[Task details]
For every line in the data below that contains "wood", copy the line.

[Source data]

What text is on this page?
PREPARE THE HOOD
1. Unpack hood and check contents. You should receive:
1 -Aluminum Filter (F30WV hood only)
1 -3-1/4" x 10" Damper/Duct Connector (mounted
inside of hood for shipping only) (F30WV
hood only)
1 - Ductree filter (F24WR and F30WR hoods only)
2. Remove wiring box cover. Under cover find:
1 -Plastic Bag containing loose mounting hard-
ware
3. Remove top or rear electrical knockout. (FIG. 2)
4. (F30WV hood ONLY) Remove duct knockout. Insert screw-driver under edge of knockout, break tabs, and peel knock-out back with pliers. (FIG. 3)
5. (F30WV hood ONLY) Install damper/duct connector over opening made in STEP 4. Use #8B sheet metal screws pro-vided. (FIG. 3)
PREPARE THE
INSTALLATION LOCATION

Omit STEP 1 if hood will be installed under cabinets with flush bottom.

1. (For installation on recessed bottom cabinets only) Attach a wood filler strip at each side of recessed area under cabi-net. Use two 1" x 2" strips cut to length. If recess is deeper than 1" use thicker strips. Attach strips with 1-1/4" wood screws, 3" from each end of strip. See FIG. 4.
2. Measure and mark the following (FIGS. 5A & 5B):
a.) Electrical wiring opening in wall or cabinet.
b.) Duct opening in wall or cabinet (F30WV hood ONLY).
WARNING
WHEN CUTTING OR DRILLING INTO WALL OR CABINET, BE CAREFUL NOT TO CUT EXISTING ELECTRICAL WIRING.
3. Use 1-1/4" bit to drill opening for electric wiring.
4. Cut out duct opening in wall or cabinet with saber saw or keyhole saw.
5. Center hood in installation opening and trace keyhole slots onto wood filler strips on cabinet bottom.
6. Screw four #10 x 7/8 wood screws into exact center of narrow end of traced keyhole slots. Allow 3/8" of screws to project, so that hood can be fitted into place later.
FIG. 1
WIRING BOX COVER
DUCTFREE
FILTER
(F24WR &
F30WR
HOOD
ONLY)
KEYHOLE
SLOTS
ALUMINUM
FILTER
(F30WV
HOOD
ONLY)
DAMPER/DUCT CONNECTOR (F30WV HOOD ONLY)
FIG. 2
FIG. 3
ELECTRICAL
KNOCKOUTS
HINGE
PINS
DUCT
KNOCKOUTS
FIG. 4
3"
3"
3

[Response to the task]
1. (For installation on recessed bottom cabinets only) Attach a wood filler strip at each side of recessed area under cabi-net. Use two 1" x 2" strips cut to length. If recess is deeper than 1" use thicker strips. Attach strips with 1-1/4" wood screws, 3" from each end of strip. See FIG. 4.
5. Center hood in installation opening and trace keyhole slots onto wood filler strips on cabinet bottom.
6. Screw four #10 x 7/8 wood screws into exact center of narrow end of traced keyhole slots. Allow 3/8" of screws to project, so that hood can be fitted into place later.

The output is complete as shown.